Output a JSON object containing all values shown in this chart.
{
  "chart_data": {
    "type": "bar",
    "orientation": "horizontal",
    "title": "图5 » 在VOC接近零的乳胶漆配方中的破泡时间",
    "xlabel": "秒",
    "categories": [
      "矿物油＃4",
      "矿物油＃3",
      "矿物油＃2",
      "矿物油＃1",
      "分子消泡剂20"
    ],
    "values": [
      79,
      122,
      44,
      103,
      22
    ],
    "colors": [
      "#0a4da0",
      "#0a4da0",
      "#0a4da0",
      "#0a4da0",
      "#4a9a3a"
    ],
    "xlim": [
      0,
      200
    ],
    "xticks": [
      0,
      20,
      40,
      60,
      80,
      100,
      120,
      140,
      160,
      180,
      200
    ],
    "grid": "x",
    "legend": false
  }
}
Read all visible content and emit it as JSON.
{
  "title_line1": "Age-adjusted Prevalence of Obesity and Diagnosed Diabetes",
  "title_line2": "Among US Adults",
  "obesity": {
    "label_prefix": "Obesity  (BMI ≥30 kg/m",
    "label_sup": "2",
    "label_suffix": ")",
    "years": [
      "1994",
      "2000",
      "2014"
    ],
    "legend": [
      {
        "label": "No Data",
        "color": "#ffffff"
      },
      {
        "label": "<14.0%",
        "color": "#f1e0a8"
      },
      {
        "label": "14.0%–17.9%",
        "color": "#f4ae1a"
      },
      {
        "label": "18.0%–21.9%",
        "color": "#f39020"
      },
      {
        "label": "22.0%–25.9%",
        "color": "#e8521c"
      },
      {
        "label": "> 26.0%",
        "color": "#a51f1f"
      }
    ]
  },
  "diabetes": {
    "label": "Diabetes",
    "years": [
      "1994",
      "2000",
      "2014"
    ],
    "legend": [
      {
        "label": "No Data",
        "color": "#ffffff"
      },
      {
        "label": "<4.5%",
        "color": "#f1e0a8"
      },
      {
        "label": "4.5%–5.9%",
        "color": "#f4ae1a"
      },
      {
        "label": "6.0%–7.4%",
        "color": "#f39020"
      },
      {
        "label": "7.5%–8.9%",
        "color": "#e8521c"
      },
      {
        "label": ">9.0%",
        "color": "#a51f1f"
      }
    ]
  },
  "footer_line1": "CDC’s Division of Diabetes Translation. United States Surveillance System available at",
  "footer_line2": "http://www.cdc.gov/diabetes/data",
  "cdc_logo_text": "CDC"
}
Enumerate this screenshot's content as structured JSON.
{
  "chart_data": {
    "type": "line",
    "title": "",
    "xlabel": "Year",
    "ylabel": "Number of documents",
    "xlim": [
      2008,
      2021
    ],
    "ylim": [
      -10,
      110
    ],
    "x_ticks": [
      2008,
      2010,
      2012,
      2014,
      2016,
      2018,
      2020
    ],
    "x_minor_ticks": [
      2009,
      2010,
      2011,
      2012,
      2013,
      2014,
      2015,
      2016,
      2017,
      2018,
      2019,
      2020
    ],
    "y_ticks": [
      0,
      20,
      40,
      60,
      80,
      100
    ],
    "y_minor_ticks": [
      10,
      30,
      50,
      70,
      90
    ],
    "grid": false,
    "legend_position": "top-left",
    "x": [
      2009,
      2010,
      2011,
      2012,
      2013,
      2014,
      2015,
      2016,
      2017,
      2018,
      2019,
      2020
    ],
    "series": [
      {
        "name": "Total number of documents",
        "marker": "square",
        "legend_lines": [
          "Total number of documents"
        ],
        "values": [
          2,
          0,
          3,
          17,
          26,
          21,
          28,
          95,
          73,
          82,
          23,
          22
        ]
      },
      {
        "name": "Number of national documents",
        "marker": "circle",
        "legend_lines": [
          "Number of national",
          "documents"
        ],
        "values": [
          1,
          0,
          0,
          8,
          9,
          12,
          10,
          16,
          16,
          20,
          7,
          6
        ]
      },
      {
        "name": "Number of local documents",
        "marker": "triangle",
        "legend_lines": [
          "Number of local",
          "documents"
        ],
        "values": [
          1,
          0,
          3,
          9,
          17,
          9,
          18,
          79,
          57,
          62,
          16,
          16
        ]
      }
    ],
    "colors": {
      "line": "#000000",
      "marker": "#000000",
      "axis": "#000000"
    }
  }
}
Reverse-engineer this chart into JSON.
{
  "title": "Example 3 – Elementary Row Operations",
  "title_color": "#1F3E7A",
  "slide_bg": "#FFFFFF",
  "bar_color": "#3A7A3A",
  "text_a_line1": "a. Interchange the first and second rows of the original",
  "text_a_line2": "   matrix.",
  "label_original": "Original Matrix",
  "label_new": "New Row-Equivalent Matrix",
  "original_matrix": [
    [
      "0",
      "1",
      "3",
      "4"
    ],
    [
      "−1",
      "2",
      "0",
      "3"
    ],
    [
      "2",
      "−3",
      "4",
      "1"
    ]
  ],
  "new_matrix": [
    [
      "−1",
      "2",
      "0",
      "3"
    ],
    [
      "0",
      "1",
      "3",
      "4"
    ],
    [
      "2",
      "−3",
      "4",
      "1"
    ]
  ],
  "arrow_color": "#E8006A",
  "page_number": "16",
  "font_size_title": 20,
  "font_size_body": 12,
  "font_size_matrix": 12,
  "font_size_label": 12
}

-- -- --

» Aim
Nothing should be left out: repeat all of the data exactly.

» Complete response
Output a JSON object containing all values shown in this chart.
{
  "chart_data": {
    "type": "bar",
    "orientation": "horizontal",
    "title": "图5 » 在VOC接近零的乳胶漆配方中的破泡时间",
    "xlabel": "秒",
    "categories": [
      "矿物油＃4",
      "矿物油＃3",
      "矿物油＃2",
      "矿物油＃1",
      "分子消泡剂20"
    ],
    "values": [
      79,
      122,
      44,
      103,
      22
    ],
    "colors": [
      "#0a4da0",
      "#0a4da0",
      "#0a4da0",
      "#0a4da0",
      "#4a9a3a"
    ],
    "xlim": [
      0,
      200
    ],
    "xticks": [
      0,
      20,
      40,
      60,
      80,
      100,
      120,
      140,
      160,
      180,
      200
    ],
    "grid": "x",
    "legend": false
  }
}
Read all visible content and emit it as JSON.
{
  "title_line1": "Age-adjusted Prevalence of Obesity and Diagnosed Diabetes",
  "title_line2": "Among US Adults",
  "obesity": {
    "label_prefix": "Obesity  (BMI ≥30 kg/m",
    "label_sup": "2",
    "label_suffix": ")",
    "years": [
      "1994",
      "2000",
      "2014"
    ],
    "legend": [
      {
        "label": "No Data",
        "color": "#ffffff"
      },
      {
        "label": "<14.0%",
        "color": "#f1e0a8"
      },
      {
        "label": "14.0%–17.9%",
        "color": "#f4ae1a"
      },
      {
        "label": "18.0%–21.9%",
        "color": "#f39020"
      },
      {
        "label": "22.0%–25.9%",
        "color": "#e8521c"
      },
      {
        "label": "> 26.0%",
        "color": "#a51f1f"
      }
    ]
  },
  "diabetes": {
    "label": "Diabetes",
    "years": [
      "1994",
      "2000",
      "2014"
    ],
    "legend": [
      {
        "label": "No Data",
        "color": "#ffffff"
      },
      {
        "label": "<4.5%",
        "color": "#f1e0a8"
      },
      {
        "label": "4.5%–5.9%",
        "color": "#f4ae1a"
      },
      {
        "label": "6.0%–7.4%",
        "color": "#f39020"
      },
      {
        "label": "7.5%–8.9%",
        "color": "#e8521c"
      },
      {
        "label": ">9.0%",
        "color": "#a51f1f"
      }
    ]
  },
  "footer_line1": "CDC’s Division of Diabetes Translation. United States Surveillance System available at",
  "footer_line2": "http://www.cdc.gov/diabetes/data",
  "cdc_logo_text": "CDC"
}
Enumerate this screenshot's content as structured JSON.
{
  "chart_data": {
    "type": "line",
    "title": "",
    "xlabel": "Year",
    "ylabel": "Number of documents",
    "xlim": [
      2008,
      2021
    ],
    "ylim": [
      -10,
      110
    ],
    "x_ticks": [
      2008,
      2010,
      2012,
      2014,
      2016,
      2018,
      2020
    ],
    "x_minor_ticks": [
      2009,
      2010,
      2011,
      2012,
      2013,
      2014,
      2015,
      2016,
      2017,
      2018,
      2019,
      2020
    ],
    "y_ticks": [
      0,
      20,
      40,
      60,
      80,
      100
    ],
    "y_minor_ticks": [
      10,
      30,
      50,
      70,
      90
    ],
    "grid": false,
    "legend_position": "top-left",
    "x": [
      2009,
      2010,
      2011,
      2012,
      2013,
      2014,
      2015,
      2016,
      2017,
      2018,
      2019,
      2020
    ],
    "series": [
      {
        "name": "Total number of documents",
        "marker": "square",
        "legend_lines": [
          "Total number of documents"
        ],
        "values": [
          2,
          0,
          3,
          17,
          26,
          21,
          28,
          95,
          73,
          82,
          23,
          22
        ]
      },
      {
        "name": "Number of national documents",
        "marker": "circle",
        "legend_lines": [
          "Number of national",
          "documents"
        ],
        "values": [
          1,
          0,
          0,
          8,
          9,
          12,
          10,
          16,
          16,
          20,
          7,
          6
        ]
      },
      {
        "name": "Number of local documents",
        "marker": "triangle",
        "legend_lines": [
          "Number of local",
          "documents"
        ],
        "values": [
          1,
          0,
          3,
          9,
          17,
          9,
          18,
          79,
          57,
          62,
          16,
          16
        ]
      }
    ],
    "colors": {
      "line": "#000000",
      "marker": "#000000",
      "axis": "#000000"
    }
  }
}
Reverse-engineer this chart into JSON.
{
  "title": "Example 3 – Elementary Row Operations",
  "title_color": "#1F3E7A",
  "slide_bg": "#FFFFFF",
  "bar_color": "#3A7A3A",
  "text_a_line1": "a. Interchange the first and second rows of the original",
  "text_a_line2": "   matrix.",
  "label_original": "Original Matrix",
  "label_new": "New Row-Equivalent Matrix",
  "original_matrix": [
    [
      "0",
      "1",
      "3",
      "4"
    ],
    [
      "−1",
      "2",
      "0",
      "3"
    ],
    [
      "2",
      "−3",
      "4",
      "1"
    ]
  ],
  "new_matrix": [
    [
      "−1",
      "2",
      "0",
      "3"
    ],
    [
      "0",
      "1",
      "3",
      "4"
    ],
    [
      "2",
      "−3",
      "4",
      "1"
    ]
  ],
  "arrow_color": "#E8006A",
  "page_number": "16",
  "font_size_title": 20,
  "font_size_body": 12,
  "font_size_matrix": 12,
  "font_size_label": 12
}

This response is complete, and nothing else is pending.